■ Figure dataset records
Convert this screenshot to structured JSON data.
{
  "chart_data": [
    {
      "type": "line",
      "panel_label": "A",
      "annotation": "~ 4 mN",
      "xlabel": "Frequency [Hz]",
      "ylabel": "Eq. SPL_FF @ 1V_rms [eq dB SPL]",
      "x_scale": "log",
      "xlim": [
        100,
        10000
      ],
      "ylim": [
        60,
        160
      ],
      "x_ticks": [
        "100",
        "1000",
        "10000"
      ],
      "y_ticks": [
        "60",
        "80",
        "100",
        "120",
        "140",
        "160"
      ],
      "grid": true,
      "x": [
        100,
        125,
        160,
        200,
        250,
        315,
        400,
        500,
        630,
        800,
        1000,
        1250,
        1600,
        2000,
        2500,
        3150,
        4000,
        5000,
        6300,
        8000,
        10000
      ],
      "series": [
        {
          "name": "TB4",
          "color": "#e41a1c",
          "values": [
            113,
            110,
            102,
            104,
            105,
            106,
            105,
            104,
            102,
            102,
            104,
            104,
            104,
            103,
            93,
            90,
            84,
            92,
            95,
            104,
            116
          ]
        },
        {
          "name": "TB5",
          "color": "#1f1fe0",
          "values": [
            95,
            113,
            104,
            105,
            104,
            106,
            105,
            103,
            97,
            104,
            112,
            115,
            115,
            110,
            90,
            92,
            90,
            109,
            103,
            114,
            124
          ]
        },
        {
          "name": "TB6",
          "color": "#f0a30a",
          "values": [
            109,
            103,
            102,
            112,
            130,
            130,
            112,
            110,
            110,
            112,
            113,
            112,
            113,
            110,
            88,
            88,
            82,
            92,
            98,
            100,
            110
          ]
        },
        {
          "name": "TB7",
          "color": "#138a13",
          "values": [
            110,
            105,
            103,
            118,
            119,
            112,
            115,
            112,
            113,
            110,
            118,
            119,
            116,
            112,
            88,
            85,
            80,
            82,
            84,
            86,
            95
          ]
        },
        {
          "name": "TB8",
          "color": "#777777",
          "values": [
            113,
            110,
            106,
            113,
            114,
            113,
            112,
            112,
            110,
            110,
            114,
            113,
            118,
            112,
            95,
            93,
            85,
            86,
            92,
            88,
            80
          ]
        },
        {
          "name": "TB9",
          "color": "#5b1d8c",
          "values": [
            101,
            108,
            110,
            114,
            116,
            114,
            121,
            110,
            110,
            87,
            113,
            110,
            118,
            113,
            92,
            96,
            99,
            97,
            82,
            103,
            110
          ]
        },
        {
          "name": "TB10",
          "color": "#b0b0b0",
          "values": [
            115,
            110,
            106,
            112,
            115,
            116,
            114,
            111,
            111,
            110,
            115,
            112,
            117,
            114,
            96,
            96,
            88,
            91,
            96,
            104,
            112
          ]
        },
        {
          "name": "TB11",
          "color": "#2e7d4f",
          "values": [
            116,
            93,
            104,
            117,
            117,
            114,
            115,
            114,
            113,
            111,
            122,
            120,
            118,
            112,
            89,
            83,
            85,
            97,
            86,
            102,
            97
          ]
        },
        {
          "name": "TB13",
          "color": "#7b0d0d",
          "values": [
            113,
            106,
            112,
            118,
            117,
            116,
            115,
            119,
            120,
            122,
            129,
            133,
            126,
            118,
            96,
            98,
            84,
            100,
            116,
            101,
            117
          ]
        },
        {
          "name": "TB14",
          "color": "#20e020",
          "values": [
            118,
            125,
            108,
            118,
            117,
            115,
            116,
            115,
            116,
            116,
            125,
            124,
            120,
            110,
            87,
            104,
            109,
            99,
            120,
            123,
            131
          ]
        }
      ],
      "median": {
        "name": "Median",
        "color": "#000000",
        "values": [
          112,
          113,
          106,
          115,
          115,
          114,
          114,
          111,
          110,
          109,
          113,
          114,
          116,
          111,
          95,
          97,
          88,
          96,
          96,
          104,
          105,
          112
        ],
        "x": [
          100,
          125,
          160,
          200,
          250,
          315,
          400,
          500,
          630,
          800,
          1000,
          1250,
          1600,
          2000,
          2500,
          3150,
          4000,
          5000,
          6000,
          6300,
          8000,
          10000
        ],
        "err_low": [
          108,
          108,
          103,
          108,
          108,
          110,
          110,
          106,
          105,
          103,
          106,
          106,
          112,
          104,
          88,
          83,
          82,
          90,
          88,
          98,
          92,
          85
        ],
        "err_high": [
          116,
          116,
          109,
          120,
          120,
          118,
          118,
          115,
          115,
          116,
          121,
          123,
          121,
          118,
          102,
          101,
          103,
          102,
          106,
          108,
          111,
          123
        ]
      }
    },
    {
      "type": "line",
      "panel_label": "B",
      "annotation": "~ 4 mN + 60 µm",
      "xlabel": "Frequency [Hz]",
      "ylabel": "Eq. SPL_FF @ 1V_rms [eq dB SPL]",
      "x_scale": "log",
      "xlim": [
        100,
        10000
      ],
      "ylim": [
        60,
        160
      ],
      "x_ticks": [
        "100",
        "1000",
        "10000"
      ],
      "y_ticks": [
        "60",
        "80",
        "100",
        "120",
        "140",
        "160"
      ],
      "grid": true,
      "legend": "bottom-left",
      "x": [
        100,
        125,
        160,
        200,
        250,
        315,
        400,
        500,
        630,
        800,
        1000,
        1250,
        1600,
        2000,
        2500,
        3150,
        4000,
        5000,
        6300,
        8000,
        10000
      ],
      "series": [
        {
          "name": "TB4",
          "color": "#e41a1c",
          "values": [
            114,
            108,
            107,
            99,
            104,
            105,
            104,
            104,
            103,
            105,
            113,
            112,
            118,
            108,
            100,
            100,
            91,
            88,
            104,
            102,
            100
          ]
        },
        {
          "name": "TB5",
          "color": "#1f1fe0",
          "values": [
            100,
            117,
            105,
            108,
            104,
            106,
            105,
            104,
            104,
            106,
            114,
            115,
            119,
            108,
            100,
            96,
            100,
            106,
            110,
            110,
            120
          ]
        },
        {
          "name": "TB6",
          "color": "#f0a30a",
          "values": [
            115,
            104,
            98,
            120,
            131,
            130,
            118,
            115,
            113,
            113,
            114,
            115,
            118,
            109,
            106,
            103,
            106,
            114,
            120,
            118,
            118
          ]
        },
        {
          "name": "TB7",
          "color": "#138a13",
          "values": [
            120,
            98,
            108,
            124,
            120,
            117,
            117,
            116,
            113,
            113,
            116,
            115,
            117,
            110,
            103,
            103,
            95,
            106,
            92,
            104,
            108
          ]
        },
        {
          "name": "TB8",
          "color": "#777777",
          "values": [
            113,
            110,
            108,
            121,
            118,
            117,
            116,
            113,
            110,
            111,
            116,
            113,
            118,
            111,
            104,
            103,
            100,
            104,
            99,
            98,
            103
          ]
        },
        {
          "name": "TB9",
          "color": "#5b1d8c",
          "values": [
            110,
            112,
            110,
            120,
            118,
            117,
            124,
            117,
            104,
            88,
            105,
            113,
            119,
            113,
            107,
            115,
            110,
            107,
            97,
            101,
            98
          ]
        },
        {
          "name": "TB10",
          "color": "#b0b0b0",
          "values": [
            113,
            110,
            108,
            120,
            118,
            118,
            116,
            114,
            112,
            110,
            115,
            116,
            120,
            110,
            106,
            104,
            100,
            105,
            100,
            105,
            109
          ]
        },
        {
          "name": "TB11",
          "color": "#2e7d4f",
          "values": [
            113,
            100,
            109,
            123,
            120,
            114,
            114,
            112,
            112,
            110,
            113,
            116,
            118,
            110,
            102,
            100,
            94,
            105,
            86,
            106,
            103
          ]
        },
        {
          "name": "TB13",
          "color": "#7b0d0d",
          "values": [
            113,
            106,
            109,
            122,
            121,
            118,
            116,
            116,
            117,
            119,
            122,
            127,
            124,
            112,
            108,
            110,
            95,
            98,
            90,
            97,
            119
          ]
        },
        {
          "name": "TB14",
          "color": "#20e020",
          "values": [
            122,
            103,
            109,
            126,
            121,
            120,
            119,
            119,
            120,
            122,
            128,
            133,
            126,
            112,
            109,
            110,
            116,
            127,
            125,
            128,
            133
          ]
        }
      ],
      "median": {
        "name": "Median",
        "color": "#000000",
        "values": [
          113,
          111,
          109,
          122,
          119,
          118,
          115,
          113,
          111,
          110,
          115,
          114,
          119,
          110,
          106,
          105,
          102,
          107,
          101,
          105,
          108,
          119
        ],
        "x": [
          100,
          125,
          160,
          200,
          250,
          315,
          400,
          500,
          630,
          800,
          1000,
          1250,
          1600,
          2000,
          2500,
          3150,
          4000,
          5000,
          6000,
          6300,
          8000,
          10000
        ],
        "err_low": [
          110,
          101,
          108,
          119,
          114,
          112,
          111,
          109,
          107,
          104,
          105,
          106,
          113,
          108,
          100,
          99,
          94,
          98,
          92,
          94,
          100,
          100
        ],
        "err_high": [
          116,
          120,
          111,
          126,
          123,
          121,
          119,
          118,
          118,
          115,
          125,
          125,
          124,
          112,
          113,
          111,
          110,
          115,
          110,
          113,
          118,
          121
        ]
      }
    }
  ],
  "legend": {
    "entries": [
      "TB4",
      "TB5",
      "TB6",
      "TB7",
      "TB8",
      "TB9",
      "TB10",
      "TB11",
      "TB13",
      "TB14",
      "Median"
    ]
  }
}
==
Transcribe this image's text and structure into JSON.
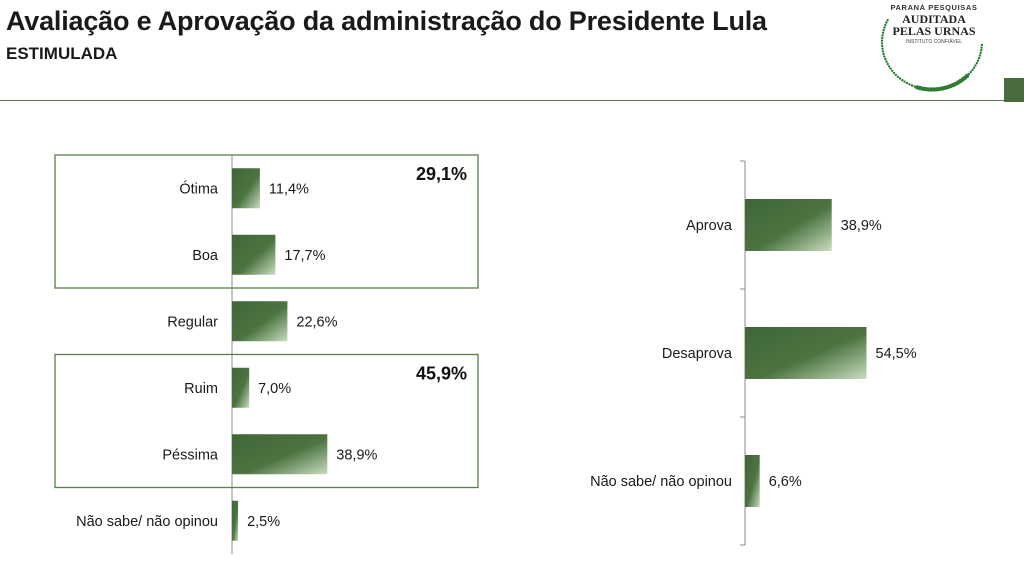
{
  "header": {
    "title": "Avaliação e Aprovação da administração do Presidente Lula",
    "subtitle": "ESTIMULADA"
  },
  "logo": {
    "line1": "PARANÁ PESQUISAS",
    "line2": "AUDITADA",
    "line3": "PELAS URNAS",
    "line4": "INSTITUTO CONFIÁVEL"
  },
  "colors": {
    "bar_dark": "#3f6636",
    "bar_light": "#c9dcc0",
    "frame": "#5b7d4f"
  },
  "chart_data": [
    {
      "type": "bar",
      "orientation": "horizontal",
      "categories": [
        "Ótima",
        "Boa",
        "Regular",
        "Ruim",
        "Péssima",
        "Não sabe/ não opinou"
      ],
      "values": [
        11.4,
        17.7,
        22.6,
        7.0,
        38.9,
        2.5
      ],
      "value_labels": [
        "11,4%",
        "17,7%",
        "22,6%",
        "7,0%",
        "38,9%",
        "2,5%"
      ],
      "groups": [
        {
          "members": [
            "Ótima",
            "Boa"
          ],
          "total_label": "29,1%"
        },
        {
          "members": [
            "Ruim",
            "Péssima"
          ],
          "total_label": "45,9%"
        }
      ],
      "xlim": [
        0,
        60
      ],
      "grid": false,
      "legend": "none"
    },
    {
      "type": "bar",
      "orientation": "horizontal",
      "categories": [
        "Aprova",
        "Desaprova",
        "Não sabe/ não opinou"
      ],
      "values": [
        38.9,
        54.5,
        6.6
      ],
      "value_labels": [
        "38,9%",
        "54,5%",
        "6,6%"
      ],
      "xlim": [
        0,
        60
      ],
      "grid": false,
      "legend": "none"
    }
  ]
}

■ EXERCISE BRIEF
From the entries above, extract each line containing "JSON".

■ TASK ANSWER
Convert this screenshot to structured JSON data.
Transcribe this image's text and structure into JSON.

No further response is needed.